Task directions: All entries are to be given again verbatim.

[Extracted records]
□ □ □ □ □
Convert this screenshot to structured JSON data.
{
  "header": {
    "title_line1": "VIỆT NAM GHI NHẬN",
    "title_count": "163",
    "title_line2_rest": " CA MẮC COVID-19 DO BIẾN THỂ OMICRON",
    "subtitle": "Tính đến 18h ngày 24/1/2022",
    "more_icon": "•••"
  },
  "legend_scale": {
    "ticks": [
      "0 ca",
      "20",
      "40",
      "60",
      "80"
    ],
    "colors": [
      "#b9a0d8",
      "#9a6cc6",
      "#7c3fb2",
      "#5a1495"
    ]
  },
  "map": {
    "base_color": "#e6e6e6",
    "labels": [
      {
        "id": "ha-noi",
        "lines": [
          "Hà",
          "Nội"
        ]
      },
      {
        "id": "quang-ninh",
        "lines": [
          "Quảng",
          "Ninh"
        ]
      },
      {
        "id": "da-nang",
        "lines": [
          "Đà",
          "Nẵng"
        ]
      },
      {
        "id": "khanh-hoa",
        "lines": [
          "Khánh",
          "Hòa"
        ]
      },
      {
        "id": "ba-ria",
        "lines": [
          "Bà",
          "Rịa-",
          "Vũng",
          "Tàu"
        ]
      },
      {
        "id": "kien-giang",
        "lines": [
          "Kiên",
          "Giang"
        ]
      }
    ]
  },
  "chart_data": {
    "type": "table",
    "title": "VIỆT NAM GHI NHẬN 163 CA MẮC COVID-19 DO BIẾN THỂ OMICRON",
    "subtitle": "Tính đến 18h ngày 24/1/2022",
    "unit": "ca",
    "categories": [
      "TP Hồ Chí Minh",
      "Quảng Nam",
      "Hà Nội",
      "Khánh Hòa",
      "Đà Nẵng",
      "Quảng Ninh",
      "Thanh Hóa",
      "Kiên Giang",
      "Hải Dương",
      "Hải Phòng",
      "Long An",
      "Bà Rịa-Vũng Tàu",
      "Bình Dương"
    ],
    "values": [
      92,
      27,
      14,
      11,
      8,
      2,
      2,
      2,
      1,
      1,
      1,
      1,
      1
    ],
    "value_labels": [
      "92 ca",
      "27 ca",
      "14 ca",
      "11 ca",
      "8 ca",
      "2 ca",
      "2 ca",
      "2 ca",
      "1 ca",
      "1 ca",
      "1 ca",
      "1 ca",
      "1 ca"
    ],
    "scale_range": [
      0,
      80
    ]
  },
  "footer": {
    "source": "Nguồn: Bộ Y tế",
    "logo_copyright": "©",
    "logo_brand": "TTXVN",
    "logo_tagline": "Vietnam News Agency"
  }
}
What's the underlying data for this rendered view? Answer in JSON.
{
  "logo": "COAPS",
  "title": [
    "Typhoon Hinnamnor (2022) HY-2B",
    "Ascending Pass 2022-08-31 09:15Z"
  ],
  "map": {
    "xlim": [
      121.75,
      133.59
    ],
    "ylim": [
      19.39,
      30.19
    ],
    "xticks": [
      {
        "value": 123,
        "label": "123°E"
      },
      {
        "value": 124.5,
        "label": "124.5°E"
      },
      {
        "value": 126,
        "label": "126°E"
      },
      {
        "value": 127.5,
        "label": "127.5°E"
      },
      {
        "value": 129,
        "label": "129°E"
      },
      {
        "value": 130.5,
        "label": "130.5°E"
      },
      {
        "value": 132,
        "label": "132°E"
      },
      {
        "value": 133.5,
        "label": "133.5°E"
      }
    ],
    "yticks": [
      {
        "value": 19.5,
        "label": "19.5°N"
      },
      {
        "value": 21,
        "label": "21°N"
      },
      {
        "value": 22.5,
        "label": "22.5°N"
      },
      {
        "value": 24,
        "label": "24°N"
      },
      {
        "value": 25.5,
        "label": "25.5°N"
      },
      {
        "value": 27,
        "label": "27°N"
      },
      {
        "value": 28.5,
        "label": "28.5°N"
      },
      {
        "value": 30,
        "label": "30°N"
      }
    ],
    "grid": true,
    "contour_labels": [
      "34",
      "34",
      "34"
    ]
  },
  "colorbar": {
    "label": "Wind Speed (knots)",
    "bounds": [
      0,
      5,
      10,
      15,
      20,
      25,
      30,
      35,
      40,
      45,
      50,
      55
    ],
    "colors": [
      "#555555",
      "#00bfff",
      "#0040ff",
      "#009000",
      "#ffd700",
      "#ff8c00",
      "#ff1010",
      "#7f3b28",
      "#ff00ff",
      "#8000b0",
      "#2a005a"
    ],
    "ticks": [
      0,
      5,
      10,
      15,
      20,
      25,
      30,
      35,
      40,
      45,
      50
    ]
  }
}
□ □ □ □ □
Response:
Convert this screenshot to structured JSON data.
{
  "header": {
    "title_line1": "VIỆT NAM GHI NHẬN",
    "title_count": "163",
    "title_line2_rest": " CA MẮC COVID-19 DO BIẾN THỂ OMICRON",
    "subtitle": "Tính đến 18h ngày 24/1/2022",
    "more_icon": "•••"
  },
  "legend_scale": {
    "ticks": [
      "0 ca",
      "20",
      "40",
      "60",
      "80"
    ],
    "colors": [
      "#b9a0d8",
      "#9a6cc6",
      "#7c3fb2",
      "#5a1495"
    ]
  },
  "map": {
    "base_color": "#e6e6e6",
    "labels": [
      {
        "id": "ha-noi",
        "lines": [
          "Hà",
          "Nội"
        ]
      },
      {
        "id": "quang-ninh",
        "lines": [
          "Quảng",
          "Ninh"
        ]
      },
      {
        "id": "da-nang",
        "lines": [
          "Đà",
          "Nẵng"
        ]
      },
      {
        "id": "khanh-hoa",
        "lines": [
          "Khánh",
          "Hòa"
        ]
      },
      {
        "id": "ba-ria",
        "lines": [
          "Bà",
          "Rịa-",
          "Vũng",
          "Tàu"
        ]
      },
      {
        "id": "kien-giang",
        "lines": [
          "Kiên",
          "Giang"
        ]
      }
    ]
  },
  "chart_data": {
    "type": "table",
    "title": "VIỆT NAM GHI NHẬN 163 CA MẮC COVID-19 DO BIẾN THỂ OMICRON",
    "subtitle": "Tính đến 18h ngày 24/1/2022",
    "unit": "ca",
    "categories": [
      "TP Hồ Chí Minh",
      "Quảng Nam",
      "Hà Nội",
      "Khánh Hòa",
      "Đà Nẵng",
      "Quảng Ninh",
      "Thanh Hóa",
      "Kiên Giang",
      "Hải Dương",
      "Hải Phòng",
      "Long An",
      "Bà Rịa-Vũng Tàu",
      "Bình Dương"
    ],
    "values": [
      92,
      27,
      14,
      11,
      8,
      2,
      2,
      2,
      1,
      1,
      1,
      1,
      1
    ],
    "value_labels": [
      "92 ca",
      "27 ca",
      "14 ca",
      "11 ca",
      "8 ca",
      "2 ca",
      "2 ca",
      "2 ca",
      "1 ca",
      "1 ca",
      "1 ca",
      "1 ca",
      "1 ca"
    ],
    "scale_range": [
      0,
      80
    ]
  },
  "footer": {
    "source": "Nguồn: Bộ Y tế",
    "logo_copyright": "©",
    "logo_brand": "TTXVN",
    "logo_tagline": "Vietnam News Agency"
  }
}
What's the underlying data for this rendered view? Answer in JSON.
{
  "logo": "COAPS",
  "title": [
    "Typhoon Hinnamnor (2022) HY-2B",
    "Ascending Pass 2022-08-31 09:15Z"
  ],
  "map": {
    "xlim": [
      121.75,
      133.59
    ],
    "ylim": [
      19.39,
      30.19
    ],
    "xticks": [
      {
        "value": 123,
        "label": "123°E"
      },
      {
        "value": 124.5,
        "label": "124.5°E"
      },
      {
        "value": 126,
        "label": "126°E"
      },
      {
        "value": 127.5,
        "label": "127.5°E"
      },
      {
        "value": 129,
        "label": "129°E"
      },
      {
        "value": 130.5,
        "label": "130.5°E"
      },
      {
        "value": 132,
        "label": "132°E"
      },
      {
        "value": 133.5,
        "label": "133.5°E"
      }
    ],
    "yticks": [
      {
        "value": 19.5,
        "label": "19.5°N"
      },
      {
        "value": 21,
        "label": "21°N"
      },
      {
        "value": 22.5,
        "label": "22.5°N"
      },
      {
        "value": 24,
        "label": "24°N"
      },
      {
        "value": 25.5,
        "label": "25.5°N"
      },
      {
        "value": 27,
        "label": "27°N"
      },
      {
        "value": 28.5,
        "label": "28.5°N"
      },
      {
        "value": 30,
        "label": "30°N"
      }
    ],
    "grid": true,
    "contour_labels": [
      "34",
      "34",
      "34"
    ]
  },
  "colorbar": {
    "label": "Wind Speed (knots)",
    "bounds": [
      0,
      5,
      10,
      15,
      20,
      25,
      30,
      35,
      40,
      45,
      50,
      55
    ],
    "colors": [
      "#555555",
      "#00bfff",
      "#0040ff",
      "#009000",
      "#ffd700",
      "#ff8c00",
      "#ff1010",
      "#7f3b28",
      "#ff00ff",
      "#8000b0",
      "#2a005a"
    ],
    "ticks": [
      0,
      5,
      10,
      15,
      20,
      25,
      30,
      35,
      40,
      45,
      50
    ]
  }
}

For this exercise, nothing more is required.